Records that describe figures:

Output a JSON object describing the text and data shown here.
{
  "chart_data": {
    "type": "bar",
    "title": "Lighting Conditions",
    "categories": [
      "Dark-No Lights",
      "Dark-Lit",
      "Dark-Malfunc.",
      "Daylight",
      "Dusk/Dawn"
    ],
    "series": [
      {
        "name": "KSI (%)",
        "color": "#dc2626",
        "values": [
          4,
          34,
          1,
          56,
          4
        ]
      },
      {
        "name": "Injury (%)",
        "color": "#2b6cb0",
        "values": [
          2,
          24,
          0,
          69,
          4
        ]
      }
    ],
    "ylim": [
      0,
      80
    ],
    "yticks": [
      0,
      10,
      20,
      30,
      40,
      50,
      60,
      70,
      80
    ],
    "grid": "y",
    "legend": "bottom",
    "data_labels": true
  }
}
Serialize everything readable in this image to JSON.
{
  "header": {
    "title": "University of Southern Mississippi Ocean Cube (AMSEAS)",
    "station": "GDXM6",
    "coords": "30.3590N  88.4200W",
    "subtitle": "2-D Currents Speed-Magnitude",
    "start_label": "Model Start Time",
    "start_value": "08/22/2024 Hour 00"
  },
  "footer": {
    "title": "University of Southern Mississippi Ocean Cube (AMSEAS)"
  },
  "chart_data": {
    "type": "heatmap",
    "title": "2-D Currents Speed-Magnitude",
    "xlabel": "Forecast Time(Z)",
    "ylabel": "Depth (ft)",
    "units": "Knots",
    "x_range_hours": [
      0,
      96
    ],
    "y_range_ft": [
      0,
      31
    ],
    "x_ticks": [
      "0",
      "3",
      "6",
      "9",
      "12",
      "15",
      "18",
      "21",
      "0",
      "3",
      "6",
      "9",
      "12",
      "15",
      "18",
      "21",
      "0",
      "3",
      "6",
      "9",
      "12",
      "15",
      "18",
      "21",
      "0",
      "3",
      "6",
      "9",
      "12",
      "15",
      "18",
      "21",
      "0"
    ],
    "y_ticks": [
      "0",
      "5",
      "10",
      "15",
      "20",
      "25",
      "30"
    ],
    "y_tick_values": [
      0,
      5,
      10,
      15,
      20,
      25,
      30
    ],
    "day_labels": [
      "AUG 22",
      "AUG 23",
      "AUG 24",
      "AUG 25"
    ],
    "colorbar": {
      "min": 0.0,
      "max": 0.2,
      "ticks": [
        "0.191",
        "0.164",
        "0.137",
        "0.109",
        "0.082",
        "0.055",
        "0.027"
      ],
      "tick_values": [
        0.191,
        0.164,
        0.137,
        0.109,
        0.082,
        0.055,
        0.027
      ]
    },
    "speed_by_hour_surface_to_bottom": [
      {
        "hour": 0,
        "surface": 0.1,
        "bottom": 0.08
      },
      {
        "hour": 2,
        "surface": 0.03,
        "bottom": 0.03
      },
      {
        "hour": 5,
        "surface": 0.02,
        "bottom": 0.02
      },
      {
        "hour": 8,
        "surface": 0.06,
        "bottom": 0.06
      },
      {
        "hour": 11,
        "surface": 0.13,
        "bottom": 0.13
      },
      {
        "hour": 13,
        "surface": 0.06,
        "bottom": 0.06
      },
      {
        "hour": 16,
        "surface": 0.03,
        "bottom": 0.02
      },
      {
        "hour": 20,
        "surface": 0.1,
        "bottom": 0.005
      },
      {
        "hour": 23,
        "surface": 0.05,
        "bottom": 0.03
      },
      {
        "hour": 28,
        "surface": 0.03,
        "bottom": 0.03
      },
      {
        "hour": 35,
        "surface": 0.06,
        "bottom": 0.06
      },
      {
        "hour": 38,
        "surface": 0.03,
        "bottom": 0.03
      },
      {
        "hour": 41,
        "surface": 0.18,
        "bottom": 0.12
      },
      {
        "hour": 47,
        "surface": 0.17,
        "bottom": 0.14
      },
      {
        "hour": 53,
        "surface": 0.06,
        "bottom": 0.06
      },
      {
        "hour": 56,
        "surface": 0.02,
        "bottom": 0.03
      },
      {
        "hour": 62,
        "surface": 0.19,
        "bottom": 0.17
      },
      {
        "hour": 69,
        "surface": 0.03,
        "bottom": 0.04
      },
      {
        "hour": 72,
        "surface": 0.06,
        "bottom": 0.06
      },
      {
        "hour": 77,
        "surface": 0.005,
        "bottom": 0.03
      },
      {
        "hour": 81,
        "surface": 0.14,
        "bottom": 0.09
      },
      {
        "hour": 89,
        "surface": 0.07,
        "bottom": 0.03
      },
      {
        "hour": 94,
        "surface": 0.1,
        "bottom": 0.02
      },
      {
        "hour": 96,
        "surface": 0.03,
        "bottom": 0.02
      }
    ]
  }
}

**Your instructions:**
Extract all of the data shown above and repeat it verbatim.

**Correct output:**
Output a JSON object describing the text and data shown here.
{
  "chart_data": {
    "type": "bar",
    "title": "Lighting Conditions",
    "categories": [
      "Dark-No Lights",
      "Dark-Lit",
      "Dark-Malfunc.",
      "Daylight",
      "Dusk/Dawn"
    ],
    "series": [
      {
        "name": "KSI (%)",
        "color": "#dc2626",
        "values": [
          4,
          34,
          1,
          56,
          4
        ]
      },
      {
        "name": "Injury (%)",
        "color": "#2b6cb0",
        "values": [
          2,
          24,
          0,
          69,
          4
        ]
      }
    ],
    "ylim": [
      0,
      80
    ],
    "yticks": [
      0,
      10,
      20,
      30,
      40,
      50,
      60,
      70,
      80
    ],
    "grid": "y",
    "legend": "bottom",
    "data_labels": true
  }
}
Serialize everything readable in this image to JSON.
{
  "header": {
    "title": "University of Southern Mississippi Ocean Cube (AMSEAS)",
    "station": "GDXM6",
    "coords": "30.3590N  88.4200W",
    "subtitle": "2-D Currents Speed-Magnitude",
    "start_label": "Model Start Time",
    "start_value": "08/22/2024 Hour 00"
  },
  "footer": {
    "title": "University of Southern Mississippi Ocean Cube (AMSEAS)"
  },
  "chart_data": {
    "type": "heatmap",
    "title": "2-D Currents Speed-Magnitude",
    "xlabel": "Forecast Time(Z)",
    "ylabel": "Depth (ft)",
    "units": "Knots",
    "x_range_hours": [
      0,
      96
    ],
    "y_range_ft": [
      0,
      31
    ],
    "x_ticks": [
      "0",
      "3",
      "6",
      "9",
      "12",
      "15",
      "18",
      "21",
      "0",
      "3",
      "6",
      "9",
      "12",
      "15",
      "18",
      "21",
      "0",
      "3",
      "6",
      "9",
      "12",
      "15",
      "18",
      "21",
      "0",
      "3",
      "6",
      "9",
      "12",
      "15",
      "18",
      "21",
      "0"
    ],
    "y_ticks": [
      "0",
      "5",
      "10",
      "15",
      "20",
      "25",
      "30"
    ],
    "y_tick_values": [
      0,
      5,
      10,
      15,
      20,
      25,
      30
    ],
    "day_labels": [
      "AUG 22",
      "AUG 23",
      "AUG 24",
      "AUG 25"
    ],
    "colorbar": {
      "min": 0.0,
      "max": 0.2,
      "ticks": [
        "0.191",
        "0.164",
        "0.137",
        "0.109",
        "0.082",
        "0.055",
        "0.027"
      ],
      "tick_values": [
        0.191,
        0.164,
        0.137,
        0.109,
        0.082,
        0.055,
        0.027
      ]
    },
    "speed_by_hour_surface_to_bottom": [
      {
        "hour": 0,
        "surface": 0.1,
        "bottom": 0.08
      },
      {
        "hour": 2,
        "surface": 0.03,
        "bottom": 0.03
      },
      {
        "hour": 5,
        "surface": 0.02,
        "bottom": 0.02
      },
      {
        "hour": 8,
        "surface": 0.06,
        "bottom": 0.06
      },
      {
        "hour": 11,
        "surface": 0.13,
        "bottom": 0.13
      },
      {
        "hour": 13,
        "surface": 0.06,
        "bottom": 0.06
      },
      {
        "hour": 16,
        "surface": 0.03,
        "bottom": 0.02
      },
      {
        "hour": 20,
        "surface": 0.1,
        "bottom": 0.005
      },
      {
        "hour": 23,
        "surface": 0.05,
        "bottom": 0.03
      },
      {
        "hour": 28,
        "surface": 0.03,
        "bottom": 0.03
      },
      {
        "hour": 35,
        "surface": 0.06,
        "bottom": 0.06
      },
      {
        "hour": 38,
        "surface": 0.03,
        "bottom": 0.03
      },
      {
        "hour": 41,
        "surface": 0.18,
        "bottom": 0.12
      },
      {
        "hour": 47,
        "surface": 0.17,
        "bottom": 0.14
      },
      {
        "hour": 53,
        "surface": 0.06,
        "bottom": 0.06
      },
      {
        "hour": 56,
        "surface": 0.02,
        "bottom": 0.03
      },
      {
        "hour": 62,
        "surface": 0.19,
        "bottom": 0.17
      },
      {
        "hour": 69,
        "surface": 0.03,
        "bottom": 0.04
      },
      {
        "hour": 72,
        "surface": 0.06,
        "bottom": 0.06
      },
      {
        "hour": 77,
        "surface": 0.005,
        "bottom": 0.03
      },
      {
        "hour": 81,
        "surface": 0.14,
        "bottom": 0.09
      },
      {
        "hour": 89,
        "surface": 0.07,
        "bottom": 0.03
      },
      {
        "hour": 94,
        "surface": 0.1,
        "bottom": 0.02
      },
      {
        "hour": 96,
        "surface": 0.03,
        "bottom": 0.02
      }
    ]
  }
}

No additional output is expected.